## [TEKS BACAAN]
============================================================
Sikap keluarga kata Kamaruddin sangat wajar, mengingat sejak awal banyak kejanggalan dalam keterangan yang diberkan polisi.
Kamaruddin menuturkan pihak keluarga mengaku menolak dengan tegas jika disebutkan ada baku tembak yang terjadi di rumah Irjen Ferdy Sambo dan berujung tewasnya Brigadir J.
Menurut Kamaruddin, dari semua bukti yang dimiliki pihak keluarga, tewasnya Brigadir J sangat kuat mengarah ke penyiksaan.
“Kami selaku penasehat hukum pihak keluarga korban, menolak kalau disebut ada tembak menembak. Saya menolak dengan tegas kalau dikatakan ada baku tembak. Ini perlu digarisbawahi,” kata Kamaruddin di tayangan live kanal YouTube, Jumat (15/7/2022).
============================================================
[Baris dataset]
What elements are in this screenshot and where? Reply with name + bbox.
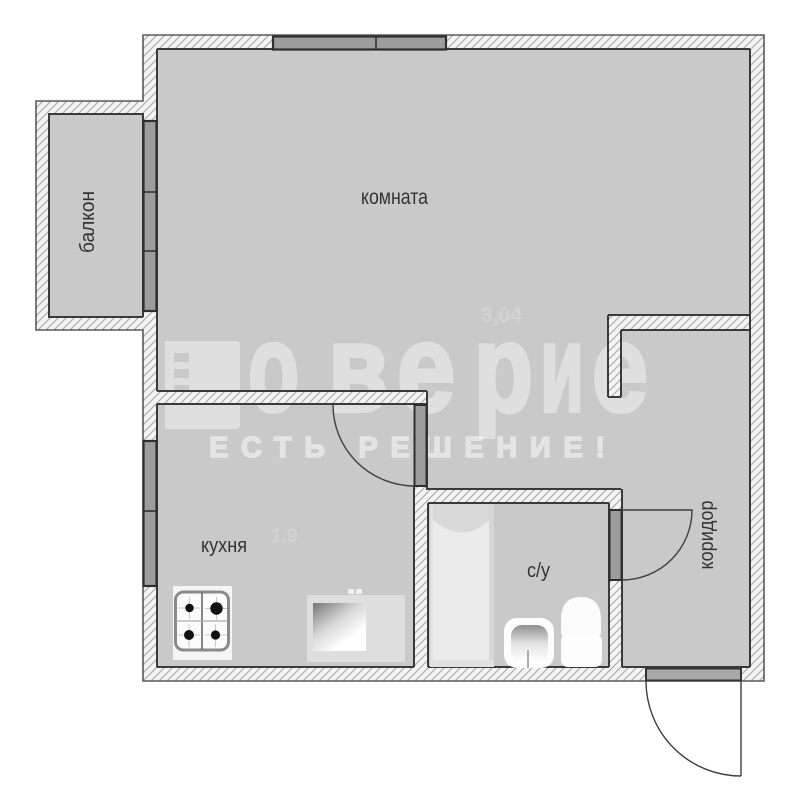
svg-text:с/у: с/у xyxy=(527,560,550,582)
svg-text:кухня: кухня xyxy=(201,535,247,557)
svg-text:о: о xyxy=(248,300,299,438)
svg-text:3,04: 3,04 xyxy=(481,304,522,327)
svg-text:и: и xyxy=(540,300,584,438)
svg-text:1,9: 1,9 xyxy=(271,526,297,547)
svg-text:коридор: коридор xyxy=(696,501,718,570)
svg-text:балкон: балкон xyxy=(77,191,99,253)
svg-text:в: в xyxy=(328,300,388,438)
svg-text:комната: комната xyxy=(361,186,428,209)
============================================================
## [SOAL TERTULIS 1]
Tulis ulang bagian entri yang dimulai dari baris berisi "svg-text:с/у: с/у xyxy=(527,560,550,582)" sampai entri terakhir, dengan mengganti "коридор" menjadi "прихожая". Selain itu, jangan ubah apa pun.
## [SOAL TERTULIS 2]
Lanjutkan teks tentang penolakan keluarga Brigadir J atas keterangan adanya baku tembak, mulai setelah kalimat terakhirnya.

## [JAWABAN 1]
svg-text:с/у: с/у xyxy=(527,560,550,582)
svg-text:кухня: кухня xyxy=(201,535,247,557)
svg-text:о: о xyxy=(248,300,299,438)
svg-text:3,04: 3,04 xyxy=(481,304,522,327)
svg-text:и: и xyxy=(540,300,584,438)
svg-text:1,9: 1,9 xyxy=(271,526,297,547)
svg-text:прихожая: прихожая xyxy=(696,501,718,570)
svg-text:балкон: балкон xyxy=(77,191,99,253)
svg-text:в: в xyxy=(328,300,388,438)
svg-text:комната: комната xyxy=(361,186,428,209)

## [JAWABAN 2]
Alasan menolak, katanya, karena tidak ada bukti yang menunjukkan baku tembak di rumah Irjen Ferdy Sambo.
“Juga tidak ada CCTV. Jadi itu hanya keterangan dari Karo Penmas Polri saja,” ujarnya.
Menurutnya tidak boleh membuat dalil apalagi fitnah terhadap orang meningggal tanpa disertai bukti.
“Kami peringatkan juga kepada wartawan, kepada media, jika ada yang mencoba menyebut dan menyimpulkan baku tembak, akan kami perhitungkan untuk kami tuntut ke pengadilan. Karena sebentar lagi kami juga akan membuat laporan polisi,” katanya.
Kamaruddin juga menolak tegas jika disebutkan Brigadir J melecehkan istri Irjen Ferdy Sambo dengan masuk ke dalam kamarnya.
“Kalau ada yang berani mengatakan bahwa anak klien kami, masuk ke dalam kamar itu tanpa disertai bukti, kami juga akan memperhitungkan secara hukum, kami akan menuntut,” katanya.
Beberapa hari belakangan ini, kata Kamaruddin ada media sosial termasuk tik tok dan sebagainya yang membuat gambar seorang wanita, berpelukan dengan seorang pria berkulit putih.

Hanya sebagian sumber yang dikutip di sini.